**Record excerpts:**
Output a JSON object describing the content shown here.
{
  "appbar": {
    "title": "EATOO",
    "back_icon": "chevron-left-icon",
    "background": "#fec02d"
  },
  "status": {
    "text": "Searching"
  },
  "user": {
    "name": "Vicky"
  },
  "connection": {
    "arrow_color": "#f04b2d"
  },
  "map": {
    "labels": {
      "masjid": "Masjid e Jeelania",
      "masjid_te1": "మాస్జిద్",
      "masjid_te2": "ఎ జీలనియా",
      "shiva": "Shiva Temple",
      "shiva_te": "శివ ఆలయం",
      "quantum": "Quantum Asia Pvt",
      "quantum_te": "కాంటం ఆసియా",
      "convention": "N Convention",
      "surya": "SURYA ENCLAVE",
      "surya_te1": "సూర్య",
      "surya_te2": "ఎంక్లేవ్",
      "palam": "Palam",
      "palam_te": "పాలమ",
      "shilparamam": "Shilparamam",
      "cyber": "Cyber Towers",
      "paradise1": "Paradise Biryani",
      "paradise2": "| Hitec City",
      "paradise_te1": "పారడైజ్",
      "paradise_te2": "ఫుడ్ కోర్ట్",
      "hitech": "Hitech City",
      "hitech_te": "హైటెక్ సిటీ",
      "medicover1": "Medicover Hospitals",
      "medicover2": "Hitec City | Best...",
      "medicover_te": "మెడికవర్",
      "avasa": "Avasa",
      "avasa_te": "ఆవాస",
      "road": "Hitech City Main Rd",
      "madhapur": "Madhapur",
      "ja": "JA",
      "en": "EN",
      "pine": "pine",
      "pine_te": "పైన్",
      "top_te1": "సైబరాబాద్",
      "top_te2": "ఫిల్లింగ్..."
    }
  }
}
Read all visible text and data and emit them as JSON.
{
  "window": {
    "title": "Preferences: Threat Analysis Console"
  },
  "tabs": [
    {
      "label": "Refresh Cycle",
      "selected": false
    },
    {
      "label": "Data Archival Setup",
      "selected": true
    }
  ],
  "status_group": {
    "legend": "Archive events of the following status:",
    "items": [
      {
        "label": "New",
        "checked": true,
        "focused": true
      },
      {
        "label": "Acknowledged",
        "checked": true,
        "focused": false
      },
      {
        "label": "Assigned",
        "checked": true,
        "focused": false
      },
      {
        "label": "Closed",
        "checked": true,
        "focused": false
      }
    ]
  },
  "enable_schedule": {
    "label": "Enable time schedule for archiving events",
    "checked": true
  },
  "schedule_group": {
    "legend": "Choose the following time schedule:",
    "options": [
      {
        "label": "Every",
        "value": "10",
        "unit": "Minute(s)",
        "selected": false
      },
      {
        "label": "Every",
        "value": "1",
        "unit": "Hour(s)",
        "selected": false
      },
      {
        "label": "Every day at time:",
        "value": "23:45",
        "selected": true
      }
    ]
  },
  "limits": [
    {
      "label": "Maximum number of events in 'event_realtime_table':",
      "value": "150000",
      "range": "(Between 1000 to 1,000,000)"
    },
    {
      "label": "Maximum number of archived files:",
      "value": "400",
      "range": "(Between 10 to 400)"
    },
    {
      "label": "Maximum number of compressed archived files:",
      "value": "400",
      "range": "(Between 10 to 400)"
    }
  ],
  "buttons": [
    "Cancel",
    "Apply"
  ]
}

**Stated goal:** Each line of the material above must be retyped precisely.

**Answer to the task:**
Output a JSON object describing the content shown here.
{
  "appbar": {
    "title": "EATOO",
    "back_icon": "chevron-left-icon",
    "background": "#fec02d"
  },
  "status": {
    "text": "Searching"
  },
  "user": {
    "name": "Vicky"
  },
  "connection": {
    "arrow_color": "#f04b2d"
  },
  "map": {
    "labels": {
      "masjid": "Masjid e Jeelania",
      "masjid_te1": "మాస్జిద్",
      "masjid_te2": "ఎ జీలనియా",
      "shiva": "Shiva Temple",
      "shiva_te": "శివ ఆలయం",
      "quantum": "Quantum Asia Pvt",
      "quantum_te": "కాంటం ఆసియా",
      "convention": "N Convention",
      "surya": "SURYA ENCLAVE",
      "surya_te1": "సూర్య",
      "surya_te2": "ఎంక్లేవ్",
      "palam": "Palam",
      "palam_te": "పాలమ",
      "shilparamam": "Shilparamam",
      "cyber": "Cyber Towers",
      "paradise1": "Paradise Biryani",
      "paradise2": "| Hitec City",
      "paradise_te1": "పారడైజ్",
      "paradise_te2": "ఫుడ్ కోర్ట్",
      "hitech": "Hitech City",
      "hitech_te": "హైటెక్ సిటీ",
      "medicover1": "Medicover Hospitals",
      "medicover2": "Hitec City | Best...",
      "medicover_te": "మెడికవర్",
      "avasa": "Avasa",
      "avasa_te": "ఆవాస",
      "road": "Hitech City Main Rd",
      "madhapur": "Madhapur",
      "ja": "JA",
      "en": "EN",
      "pine": "pine",
      "pine_te": "పైన్",
      "top_te1": "సైబరాబాద్",
      "top_te2": "ఫిల్లింగ్..."
    }
  }
}
Read all visible text and data and emit them as JSON.
{
  "window": {
    "title": "Preferences: Threat Analysis Console"
  },
  "tabs": [
    {
      "label": "Refresh Cycle",
      "selected": false
    },
    {
      "label": "Data Archival Setup",
      "selected": true
    }
  ],
  "status_group": {
    "legend": "Archive events of the following status:",
    "items": [
      {
        "label": "New",
        "checked": true,
        "focused": true
      },
      {
        "label": "Acknowledged",
        "checked": true,
        "focused": false
      },
      {
        "label": "Assigned",
        "checked": true,
        "focused": false
      },
      {
        "label": "Closed",
        "checked": true,
        "focused": false
      }
    ]
  },
  "enable_schedule": {
    "label": "Enable time schedule for archiving events",
    "checked": true
  },
  "schedule_group": {
    "legend": "Choose the following time schedule:",
    "options": [
      {
        "label": "Every",
        "value": "10",
        "unit": "Minute(s)",
        "selected": false
      },
      {
        "label": "Every",
        "value": "1",
        "unit": "Hour(s)",
        "selected": false
      },
      {
        "label": "Every day at time:",
        "value": "23:45",
        "selected": true
      }
    ]
  },
  "limits": [
    {
      "label": "Maximum number of events in 'event_realtime_table':",
      "value": "150000",
      "range": "(Between 1000 to 1,000,000)"
    },
    {
      "label": "Maximum number of archived files:",
      "value": "400",
      "range": "(Between 10 to 400)"
    },
    {
      "label": "Maximum number of compressed archived files:",
      "value": "400",
      "range": "(Between 10 to 400)"
    }
  ],
  "buttons": [
    "Cancel",
    "Apply"
  ]
}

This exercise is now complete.